今井:この高架下の空間はしみじみした感じで、駅のすぐ近くで毎日大勢の人が通り過ぎる割には、広くて、しかも見えているようで見えてない場所という印象が強い。

井上:大塚遺跡や歳勝土遺跡での展示の時には、遺跡との対比で広がりや、そこでボーンとはじけたものがあった。高架下の空間は、構造物の天井があったりして少し窮屈な印象を持ちました。

金井:今回は初めての試みでもあったので、場所の使い方には課題が残りましたが、高架下を含めた街中の空間にはすごく可能性を感じました。場所が変わっても、遠い過去から自分たちの生活を振り返りつつ、ものを作るという姿勢は変わらなかったような気がします。

井上:大塚遺跡での評価にも3年かかったのだから、高架下での活動も一年で総括出来るものではないと思います。

今井:都筑という街は、風景の対比がおもしろい。周りの学校や学童保育とはだんだん関係ができてきました。たださらに大勢のマンションの人たちとはなかなか繋がりにくい。

鈴木:例えば、アートプロジェクトの展示の時に、マンションの人たちに参加してもらったりして交流する方法を考えてもいいかもしれません。

• [データセット]:
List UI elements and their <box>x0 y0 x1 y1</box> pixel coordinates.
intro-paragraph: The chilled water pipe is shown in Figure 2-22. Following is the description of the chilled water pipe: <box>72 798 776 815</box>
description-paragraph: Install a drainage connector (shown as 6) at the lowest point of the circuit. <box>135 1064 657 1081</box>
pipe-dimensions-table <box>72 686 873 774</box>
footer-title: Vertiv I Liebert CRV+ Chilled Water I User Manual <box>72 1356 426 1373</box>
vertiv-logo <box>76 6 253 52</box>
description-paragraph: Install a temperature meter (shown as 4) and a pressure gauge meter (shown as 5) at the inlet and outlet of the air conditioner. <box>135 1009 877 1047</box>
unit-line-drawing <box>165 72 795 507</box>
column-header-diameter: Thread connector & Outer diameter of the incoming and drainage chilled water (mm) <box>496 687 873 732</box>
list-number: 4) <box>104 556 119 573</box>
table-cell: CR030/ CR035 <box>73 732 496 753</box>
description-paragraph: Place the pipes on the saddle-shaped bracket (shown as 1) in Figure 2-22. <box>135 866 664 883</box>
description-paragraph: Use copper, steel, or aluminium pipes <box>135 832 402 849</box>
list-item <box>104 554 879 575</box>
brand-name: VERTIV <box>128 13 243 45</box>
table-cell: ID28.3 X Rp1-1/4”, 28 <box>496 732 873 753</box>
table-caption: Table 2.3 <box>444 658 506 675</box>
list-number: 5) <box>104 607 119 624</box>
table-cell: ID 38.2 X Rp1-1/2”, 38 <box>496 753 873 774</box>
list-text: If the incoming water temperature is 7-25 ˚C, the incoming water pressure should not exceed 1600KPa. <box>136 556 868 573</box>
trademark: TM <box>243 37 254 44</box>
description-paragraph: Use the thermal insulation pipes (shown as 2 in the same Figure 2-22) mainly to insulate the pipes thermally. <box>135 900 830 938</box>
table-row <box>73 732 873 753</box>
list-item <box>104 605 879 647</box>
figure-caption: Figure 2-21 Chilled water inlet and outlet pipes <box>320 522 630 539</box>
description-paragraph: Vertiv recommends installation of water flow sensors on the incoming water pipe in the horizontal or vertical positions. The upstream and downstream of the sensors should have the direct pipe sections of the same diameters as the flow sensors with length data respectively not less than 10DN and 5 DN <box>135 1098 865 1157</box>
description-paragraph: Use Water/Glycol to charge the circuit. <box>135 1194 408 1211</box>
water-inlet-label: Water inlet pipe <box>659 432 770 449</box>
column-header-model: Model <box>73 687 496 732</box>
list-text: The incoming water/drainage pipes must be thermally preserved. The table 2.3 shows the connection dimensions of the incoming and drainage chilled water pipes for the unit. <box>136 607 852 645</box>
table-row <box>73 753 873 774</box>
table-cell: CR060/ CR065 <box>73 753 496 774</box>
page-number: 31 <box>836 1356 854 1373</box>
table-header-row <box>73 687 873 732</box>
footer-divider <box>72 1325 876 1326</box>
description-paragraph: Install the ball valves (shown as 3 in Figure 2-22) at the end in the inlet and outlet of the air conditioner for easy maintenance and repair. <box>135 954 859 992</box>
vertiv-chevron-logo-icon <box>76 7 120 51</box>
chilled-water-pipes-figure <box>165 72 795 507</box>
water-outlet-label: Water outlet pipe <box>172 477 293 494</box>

• [作業課題 A]:
抜粋文で「金井:今回は初めての試みでもあったので」から始まる段落を、主な事実を落とさずに短く書き直せ。
• [作業課題 B]:
抜粋文の「金井:今回は初めての試みでも」と「ちとはなかなか繋がりにくい。」の間を両端を含めて書き出し、「3年」を「5年」に改めよ。

• [解答例 A]:
初めての試みだったので場所の使い方に課題は残ったが、高架下を含む街中の空間には大きな可能性を感じた。場所が変わっても、遠い過去から自分たちの生活を振り返りながらものを作る姿勢は変わらなかった。

• [解答例 B]:
金井:今回は初めての試みでもあったので、場所の使い方には課題が残りましたが、高架下を含めた街中の空間にはすごく可能性を感じました。場所が変わっても、遠い過去から自分たちの生活を振り返りつつ、ものを作るという姿勢は変わらなかったような気がします。

井上:大塚遺跡での評価にも5年かかったのだから、高架下での活動も一年で総括出来るものではないと思います。

今井:都筑という街は、風景の対比がおもしろい。周りの学校や学童保育とはだんだん関係ができてきました。たださらに大勢のマンションの人たちとはなかなか繋がりにくい。